--- Begin Extracted records ---

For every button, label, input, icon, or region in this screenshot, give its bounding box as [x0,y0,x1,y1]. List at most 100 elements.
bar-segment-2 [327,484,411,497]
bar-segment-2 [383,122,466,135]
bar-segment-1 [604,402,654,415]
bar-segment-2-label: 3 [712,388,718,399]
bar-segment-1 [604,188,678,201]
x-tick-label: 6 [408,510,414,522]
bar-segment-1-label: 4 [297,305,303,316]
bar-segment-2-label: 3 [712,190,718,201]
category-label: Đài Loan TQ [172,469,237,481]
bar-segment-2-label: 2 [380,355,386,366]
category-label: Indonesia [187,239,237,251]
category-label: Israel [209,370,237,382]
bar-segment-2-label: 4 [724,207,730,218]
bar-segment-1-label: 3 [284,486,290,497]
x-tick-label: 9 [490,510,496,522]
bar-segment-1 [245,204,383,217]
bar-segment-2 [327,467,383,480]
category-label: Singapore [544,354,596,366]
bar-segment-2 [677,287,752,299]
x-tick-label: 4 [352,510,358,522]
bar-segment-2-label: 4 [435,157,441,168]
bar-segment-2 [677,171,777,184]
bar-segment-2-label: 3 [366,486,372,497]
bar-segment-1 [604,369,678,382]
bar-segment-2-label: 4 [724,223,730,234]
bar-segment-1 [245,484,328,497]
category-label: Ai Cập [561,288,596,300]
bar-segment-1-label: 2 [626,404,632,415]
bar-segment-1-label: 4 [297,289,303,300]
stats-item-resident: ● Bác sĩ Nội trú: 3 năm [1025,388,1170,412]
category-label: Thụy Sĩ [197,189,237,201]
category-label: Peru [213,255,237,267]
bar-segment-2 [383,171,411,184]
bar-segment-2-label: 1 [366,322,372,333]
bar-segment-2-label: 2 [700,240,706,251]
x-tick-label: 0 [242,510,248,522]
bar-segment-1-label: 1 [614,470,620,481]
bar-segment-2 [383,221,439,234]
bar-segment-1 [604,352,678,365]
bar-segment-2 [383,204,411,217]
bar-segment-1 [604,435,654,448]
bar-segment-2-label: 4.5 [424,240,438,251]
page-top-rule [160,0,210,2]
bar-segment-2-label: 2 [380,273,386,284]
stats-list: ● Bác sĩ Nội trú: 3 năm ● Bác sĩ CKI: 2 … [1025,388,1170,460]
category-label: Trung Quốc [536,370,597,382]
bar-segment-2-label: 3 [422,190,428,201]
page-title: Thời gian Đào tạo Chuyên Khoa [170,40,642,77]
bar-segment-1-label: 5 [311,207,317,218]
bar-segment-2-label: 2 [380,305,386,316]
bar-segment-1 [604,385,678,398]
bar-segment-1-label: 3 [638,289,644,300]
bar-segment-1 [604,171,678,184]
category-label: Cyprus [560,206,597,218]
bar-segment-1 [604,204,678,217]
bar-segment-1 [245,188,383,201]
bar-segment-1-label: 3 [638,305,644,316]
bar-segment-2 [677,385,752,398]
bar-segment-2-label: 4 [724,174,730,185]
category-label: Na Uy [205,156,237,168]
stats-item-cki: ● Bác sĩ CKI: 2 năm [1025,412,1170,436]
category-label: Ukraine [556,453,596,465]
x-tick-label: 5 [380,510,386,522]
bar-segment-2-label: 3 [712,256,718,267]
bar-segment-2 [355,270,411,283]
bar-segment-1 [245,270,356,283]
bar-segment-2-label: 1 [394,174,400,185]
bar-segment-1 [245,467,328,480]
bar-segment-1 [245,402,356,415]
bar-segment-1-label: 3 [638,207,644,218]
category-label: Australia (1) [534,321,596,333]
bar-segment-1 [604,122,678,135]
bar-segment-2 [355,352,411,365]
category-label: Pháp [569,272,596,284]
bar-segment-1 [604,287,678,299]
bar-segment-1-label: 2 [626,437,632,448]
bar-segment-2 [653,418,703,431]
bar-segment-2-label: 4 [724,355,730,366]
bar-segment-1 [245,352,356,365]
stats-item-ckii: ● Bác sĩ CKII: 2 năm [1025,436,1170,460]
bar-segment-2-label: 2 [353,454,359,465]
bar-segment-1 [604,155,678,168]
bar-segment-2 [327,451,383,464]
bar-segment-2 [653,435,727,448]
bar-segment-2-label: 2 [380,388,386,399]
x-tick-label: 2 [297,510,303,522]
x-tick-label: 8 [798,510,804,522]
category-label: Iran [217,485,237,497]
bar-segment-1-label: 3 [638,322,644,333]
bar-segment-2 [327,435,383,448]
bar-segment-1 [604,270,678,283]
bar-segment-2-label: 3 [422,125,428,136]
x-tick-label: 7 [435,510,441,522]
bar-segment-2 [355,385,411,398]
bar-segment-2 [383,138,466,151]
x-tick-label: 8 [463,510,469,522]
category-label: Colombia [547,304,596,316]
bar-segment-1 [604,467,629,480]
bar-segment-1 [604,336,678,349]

--- End Extracted records ---

> Aim
Write out every one of the items above again, word for word and in the same order.

> Full response
For every button, label, input, icon, or region in this screenshot, give its bounding box as [x0,y0,x1,y1]. List at most 100 elements.
bar-segment-2 [327,484,411,497]
bar-segment-2 [383,122,466,135]
bar-segment-1 [604,402,654,415]
bar-segment-2-label: 3 [712,388,718,399]
bar-segment-1 [604,188,678,201]
x-tick-label: 6 [408,510,414,522]
bar-segment-1-label: 4 [297,305,303,316]
bar-segment-2-label: 3 [712,190,718,201]
category-label: Đài Loan TQ [172,469,237,481]
bar-segment-2-label: 2 [380,355,386,366]
category-label: Indonesia [187,239,237,251]
category-label: Israel [209,370,237,382]
bar-segment-2-label: 4 [724,207,730,218]
bar-segment-1-label: 3 [284,486,290,497]
x-tick-label: 9 [490,510,496,522]
bar-segment-1 [245,204,383,217]
bar-segment-2 [327,467,383,480]
category-label: Singapore [544,354,596,366]
bar-segment-2 [677,287,752,299]
x-tick-label: 4 [352,510,358,522]
bar-segment-2-label: 4 [435,157,441,168]
bar-segment-2 [677,171,777,184]
bar-segment-2-label: 3 [366,486,372,497]
bar-segment-1 [604,369,678,382]
bar-segment-2-label: 4 [724,223,730,234]
bar-segment-1 [245,484,328,497]
category-label: Ai Cập [561,288,596,300]
bar-segment-1-label: 2 [626,404,632,415]
bar-segment-1-label: 4 [297,289,303,300]
stats-item-resident: ● Bác sĩ Nội trú: 3 năm [1025,388,1170,412]
category-label: Thụy Sĩ [197,189,237,201]
category-label: Peru [213,255,237,267]
bar-segment-2 [383,171,411,184]
bar-segment-2-label: 1 [366,322,372,333]
bar-segment-2-label: 2 [700,240,706,251]
x-tick-label: 0 [242,510,248,522]
bar-segment-1-label: 1 [614,470,620,481]
bar-segment-2 [383,221,439,234]
bar-segment-1 [604,352,678,365]
bar-segment-2 [383,204,411,217]
bar-segment-1 [604,435,654,448]
bar-segment-2-label: 4.5 [424,240,438,251]
page-top-rule [160,0,210,2]
bar-segment-2-label: 2 [380,273,386,284]
stats-list: ● Bác sĩ Nội trú: 3 năm ● Bác sĩ CKI: 2 … [1025,388,1170,460]
category-label: Trung Quốc [536,370,597,382]
bar-segment-2-label: 3 [422,190,428,201]
page-title: Thời gian Đào tạo Chuyên Khoa [170,40,642,77]
bar-segment-1-label: 5 [311,207,317,218]
bar-segment-2-label: 2 [380,305,386,316]
bar-segment-1 [604,385,678,398]
bar-segment-1-label: 3 [638,289,644,300]
bar-segment-1 [604,171,678,184]
category-label: Cyprus [560,206,597,218]
bar-segment-1 [604,204,678,217]
bar-segment-1 [245,188,383,201]
bar-segment-1-label: 3 [638,305,644,316]
bar-segment-2 [677,385,752,398]
bar-segment-2-label: 4 [724,174,730,185]
category-label: Na Uy [205,156,237,168]
stats-item-cki: ● Bác sĩ CKI: 2 năm [1025,412,1170,436]
category-label: Ukraine [556,453,596,465]
x-tick-label: 5 [380,510,386,522]
bar-segment-2-label: 3 [712,256,718,267]
bar-segment-2 [355,270,411,283]
bar-segment-1 [245,270,356,283]
bar-segment-2-label: 1 [394,174,400,185]
bar-segment-1 [245,467,328,480]
bar-segment-1 [245,402,356,415]
bar-segment-1-label: 3 [638,207,644,218]
category-label: Australia (1) [534,321,596,333]
bar-segment-1 [604,122,678,135]
bar-segment-2 [355,352,411,365]
category-label: Pháp [569,272,596,284]
bar-segment-1 [604,287,678,299]
bar-segment-1-label: 2 [626,437,632,448]
bar-segment-2 [653,418,703,431]
bar-segment-2-label: 4 [724,355,730,366]
bar-segment-1 [245,352,356,365]
stats-item-ckii: ● Bác sĩ CKII: 2 năm [1025,436,1170,460]
bar-segment-2-label: 2 [353,454,359,465]
bar-segment-1 [604,155,678,168]
bar-segment-2 [327,451,383,464]
bar-segment-2 [653,435,727,448]
bar-segment-2-label: 2 [380,388,386,399]
x-tick-label: 2 [297,510,303,522]
x-tick-label: 8 [798,510,804,522]
category-label: Iran [217,485,237,497]
bar-segment-1-label: 3 [638,322,644,333]
bar-segment-2 [327,435,383,448]
bar-segment-1 [604,270,678,283]
bar-segment-2-label: 3 [422,125,428,136]
x-tick-label: 7 [435,510,441,522]
bar-segment-2 [355,385,411,398]
bar-segment-2 [383,138,466,151]
x-tick-label: 8 [463,510,469,522]
category-label: Colombia [547,304,596,316]
bar-segment-1 [604,467,629,480]
bar-segment-1 [604,336,678,349]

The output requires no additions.